[Dataset rows about figures]
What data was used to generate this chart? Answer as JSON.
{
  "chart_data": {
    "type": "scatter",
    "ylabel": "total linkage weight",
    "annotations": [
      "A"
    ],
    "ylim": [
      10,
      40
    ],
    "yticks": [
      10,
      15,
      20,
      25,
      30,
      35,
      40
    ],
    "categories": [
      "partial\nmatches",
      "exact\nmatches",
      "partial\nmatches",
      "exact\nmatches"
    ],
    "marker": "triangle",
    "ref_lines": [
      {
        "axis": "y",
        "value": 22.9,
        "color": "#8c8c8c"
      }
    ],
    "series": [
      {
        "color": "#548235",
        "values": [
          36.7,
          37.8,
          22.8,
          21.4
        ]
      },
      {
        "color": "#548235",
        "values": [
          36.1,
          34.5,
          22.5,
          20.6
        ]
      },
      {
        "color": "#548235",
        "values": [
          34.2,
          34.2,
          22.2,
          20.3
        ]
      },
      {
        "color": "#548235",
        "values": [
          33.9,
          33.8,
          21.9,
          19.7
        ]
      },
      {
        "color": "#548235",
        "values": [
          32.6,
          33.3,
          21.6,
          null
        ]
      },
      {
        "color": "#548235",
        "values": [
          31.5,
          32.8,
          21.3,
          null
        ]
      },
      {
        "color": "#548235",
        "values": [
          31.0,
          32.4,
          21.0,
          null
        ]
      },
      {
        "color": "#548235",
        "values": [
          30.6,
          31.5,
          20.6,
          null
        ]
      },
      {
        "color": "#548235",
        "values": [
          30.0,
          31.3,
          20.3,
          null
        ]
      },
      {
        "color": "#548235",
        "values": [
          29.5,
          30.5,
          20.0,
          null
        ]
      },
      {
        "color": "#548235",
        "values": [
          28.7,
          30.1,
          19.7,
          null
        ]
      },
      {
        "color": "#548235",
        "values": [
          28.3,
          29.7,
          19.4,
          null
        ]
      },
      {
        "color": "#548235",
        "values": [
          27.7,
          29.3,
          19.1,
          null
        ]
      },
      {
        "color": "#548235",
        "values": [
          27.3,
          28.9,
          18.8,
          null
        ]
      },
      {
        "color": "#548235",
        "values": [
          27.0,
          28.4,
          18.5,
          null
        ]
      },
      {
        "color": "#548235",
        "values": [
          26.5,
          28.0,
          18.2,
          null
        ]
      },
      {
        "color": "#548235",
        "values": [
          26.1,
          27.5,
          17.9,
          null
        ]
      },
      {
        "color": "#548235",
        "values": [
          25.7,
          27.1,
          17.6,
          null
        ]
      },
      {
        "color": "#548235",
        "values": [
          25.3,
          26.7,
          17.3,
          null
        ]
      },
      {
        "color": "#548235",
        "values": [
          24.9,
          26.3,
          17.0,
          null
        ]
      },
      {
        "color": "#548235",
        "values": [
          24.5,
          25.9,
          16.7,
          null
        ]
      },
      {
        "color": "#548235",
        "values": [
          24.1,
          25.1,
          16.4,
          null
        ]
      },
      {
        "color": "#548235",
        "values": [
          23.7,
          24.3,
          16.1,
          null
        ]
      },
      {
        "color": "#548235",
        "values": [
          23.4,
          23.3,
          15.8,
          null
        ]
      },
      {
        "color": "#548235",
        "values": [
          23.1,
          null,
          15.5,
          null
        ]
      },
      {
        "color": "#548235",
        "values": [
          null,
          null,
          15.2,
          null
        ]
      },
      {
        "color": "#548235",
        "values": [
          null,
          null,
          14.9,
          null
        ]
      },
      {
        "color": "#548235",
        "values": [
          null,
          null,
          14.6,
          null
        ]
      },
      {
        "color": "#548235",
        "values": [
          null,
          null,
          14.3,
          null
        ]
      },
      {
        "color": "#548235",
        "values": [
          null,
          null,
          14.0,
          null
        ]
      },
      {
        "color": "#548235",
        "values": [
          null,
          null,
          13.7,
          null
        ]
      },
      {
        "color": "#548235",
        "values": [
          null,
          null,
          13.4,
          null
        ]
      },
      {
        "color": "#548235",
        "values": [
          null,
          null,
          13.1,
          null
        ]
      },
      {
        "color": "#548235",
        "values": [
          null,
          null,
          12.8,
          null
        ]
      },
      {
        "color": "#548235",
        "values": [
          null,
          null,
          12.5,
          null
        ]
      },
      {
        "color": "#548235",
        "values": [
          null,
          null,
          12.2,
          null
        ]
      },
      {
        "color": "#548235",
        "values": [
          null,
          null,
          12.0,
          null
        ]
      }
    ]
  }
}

WORK TO COMPLETE: Print out all the entries precisely as written.

EXERCISE ANSWER:
What data was used to generate this chart? Answer as JSON.
{
  "chart_data": {
    "type": "scatter",
    "ylabel": "total linkage weight",
    "annotations": [
      "A"
    ],
    "ylim": [
      10,
      40
    ],
    "yticks": [
      10,
      15,
      20,
      25,
      30,
      35,
      40
    ],
    "categories": [
      "partial\nmatches",
      "exact\nmatches",
      "partial\nmatches",
      "exact\nmatches"
    ],
    "marker": "triangle",
    "ref_lines": [
      {
        "axis": "y",
        "value": 22.9,
        "color": "#8c8c8c"
      }
    ],
    "series": [
      {
        "color": "#548235",
        "values": [
          36.7,
          37.8,
          22.8,
          21.4
        ]
      },
      {
        "color": "#548235",
        "values": [
          36.1,
          34.5,
          22.5,
          20.6
        ]
      },
      {
        "color": "#548235",
        "values": [
          34.2,
          34.2,
          22.2,
          20.3
        ]
      },
      {
        "color": "#548235",
        "values": [
          33.9,
          33.8,
          21.9,
          19.7
        ]
      },
      {
        "color": "#548235",
        "values": [
          32.6,
          33.3,
          21.6,
          null
        ]
      },
      {
        "color": "#548235",
        "values": [
          31.5,
          32.8,
          21.3,
          null
        ]
      },
      {
        "color": "#548235",
        "values": [
          31.0,
          32.4,
          21.0,
          null
        ]
      },
      {
        "color": "#548235",
        "values": [
          30.6,
          31.5,
          20.6,
          null
        ]
      },
      {
        "color": "#548235",
        "values": [
          30.0,
          31.3,
          20.3,
          null
        ]
      },
      {
        "color": "#548235",
        "values": [
          29.5,
          30.5,
          20.0,
          null
        ]
      },
      {
        "color": "#548235",
        "values": [
          28.7,
          30.1,
          19.7,
          null
        ]
      },
      {
        "color": "#548235",
        "values": [
          28.3,
          29.7,
          19.4,
          null
        ]
      },
      {
        "color": "#548235",
        "values": [
          27.7,
          29.3,
          19.1,
          null
        ]
      },
      {
        "color": "#548235",
        "values": [
          27.3,
          28.9,
          18.8,
          null
        ]
      },
      {
        "color": "#548235",
        "values": [
          27.0,
          28.4,
          18.5,
          null
        ]
      },
      {
        "color": "#548235",
        "values": [
          26.5,
          28.0,
          18.2,
          null
        ]
      },
      {
        "color": "#548235",
        "values": [
          26.1,
          27.5,
          17.9,
          null
        ]
      },
      {
        "color": "#548235",
        "values": [
          25.7,
          27.1,
          17.6,
          null
        ]
      },
      {
        "color": "#548235",
        "values": [
          25.3,
          26.7,
          17.3,
          null
        ]
      },
      {
        "color": "#548235",
        "values": [
          24.9,
          26.3,
          17.0,
          null
        ]
      },
      {
        "color": "#548235",
        "values": [
          24.5,
          25.9,
          16.7,
          null
        ]
      },
      {
        "color": "#548235",
        "values": [
          24.1,
          25.1,
          16.4,
          null
        ]
      },
      {
        "color": "#548235",
        "values": [
          23.7,
          24.3,
          16.1,
          null
        ]
      },
      {
        "color": "#548235",
        "values": [
          23.4,
          23.3,
          15.8,
          null
        ]
      },
      {
        "color": "#548235",
        "values": [
          23.1,
          null,
          15.5,
          null
        ]
      },
      {
        "color": "#548235",
        "values": [
          null,
          null,
          15.2,
          null
        ]
      },
      {
        "color": "#548235",
        "values": [
          null,
          null,
          14.9,
          null
        ]
      },
      {
        "color": "#548235",
        "values": [
          null,
          null,
          14.6,
          null
        ]
      },
      {
        "color": "#548235",
        "values": [
          null,
          null,
          14.3,
          null
        ]
      },
      {
        "color": "#548235",
        "values": [
          null,
          null,
          14.0,
          null
        ]
      },
      {
        "color": "#548235",
        "values": [
          null,
          null,
          13.7,
          null
        ]
      },
      {
        "color": "#548235",
        "values": [
          null,
          null,
          13.4,
          null
        ]
      },
      {
        "color": "#548235",
        "values": [
          null,
          null,
          13.1,
          null
        ]
      },
      {
        "color": "#548235",
        "values": [
          null,
          null,
          12.8,
          null
        ]
      },
      {
        "color": "#548235",
        "values": [
          null,
          null,
          12.5,
          null
        ]
      },
      {
        "color": "#548235",
        "values": [
          null,
          null,
          12.2,
          null
        ]
      },
      {
        "color": "#548235",
        "values": [
          null,
          null,
          12.0,
          null
        ]
      }
    ]
  }
}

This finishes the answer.